Copy out every line of the listing below word for word, leaving out the pictures.

[BEGIN RECORD SET]

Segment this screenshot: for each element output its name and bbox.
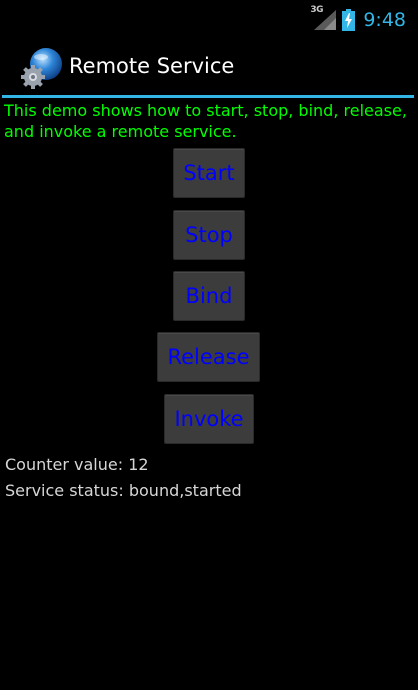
- counter-value: 12: [128, 455, 149, 474]
- phone-screen: 3G 9:48 Remote Service This demo shows h…: [0, 0, 418, 690]
- signal-indicator: 3G: [310, 5, 337, 32]
- invoke-button[interactable]: Invoke: [164, 394, 254, 444]
- service-status-text: Service status: bound,started: [5, 481, 242, 500]
- counter-label: Counter value:: [5, 455, 129, 474]
- app-title: Remote Service: [69, 54, 235, 78]
- signal-icon: [314, 10, 337, 30]
- title-divider: [2, 95, 414, 98]
- battery-charging-icon: [342, 9, 356, 31]
- service-status-value: bound,started: [128, 481, 242, 500]
- app-globe-gear-icon: [21, 48, 62, 89]
- status-bar: 3G 9:48: [0, 0, 418, 38]
- bind-button[interactable]: Bind: [173, 271, 245, 321]
- clock: 9:48: [363, 9, 406, 31]
- demo-description: This demo shows how to start, stop, bind…: [4, 101, 407, 141]
- service-status-label: Service status:: [5, 481, 129, 500]
- title-bar: Remote Service: [0, 38, 418, 96]
- counter-value-text: Counter value: 12: [5, 455, 149, 474]
- status-bar-right: 3G 9:48: [310, 5, 406, 34]
- release-button[interactable]: Release: [157, 332, 260, 382]
- start-button[interactable]: Start: [173, 148, 245, 198]
- stop-button[interactable]: Stop: [173, 210, 245, 260]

[END RECORD SET]

WRITTEN SOLUTION:
Segment this screenshot: for each element output its name and bbox.
- counter-value: 12: [128, 455, 149, 474]
- phone-screen: 3G 9:48 Remote Service This demo shows h…: [0, 0, 418, 690]
- signal-indicator: 3G: [310, 5, 337, 32]
- invoke-button[interactable]: Invoke: [164, 394, 254, 444]
- service-status-text: Service status: bound,started: [5, 481, 242, 500]
- counter-label: Counter value:: [5, 455, 129, 474]
- app-title: Remote Service: [69, 54, 235, 78]
- signal-icon: [314, 10, 337, 30]
- title-divider: [2, 95, 414, 98]
- battery-charging-icon: [342, 9, 356, 31]
- service-status-value: bound,started: [128, 481, 242, 500]
- app-globe-gear-icon: [21, 48, 62, 89]
- status-bar: 3G 9:48: [0, 0, 418, 38]
- bind-button[interactable]: Bind: [173, 271, 245, 321]
- clock: 9:48: [363, 9, 406, 31]
- demo-description: This demo shows how to start, stop, bind…: [4, 101, 407, 141]
- service-status-label: Service status:: [5, 481, 129, 500]
- title-bar: Remote Service: [0, 38, 418, 96]
- counter-value-text: Counter value: 12: [5, 455, 149, 474]
- status-bar-right: 3G 9:48: [310, 5, 406, 34]
- release-button[interactable]: Release: [157, 332, 260, 382]
- start-button[interactable]: Start: [173, 148, 245, 198]
- stop-button[interactable]: Stop: [173, 210, 245, 260]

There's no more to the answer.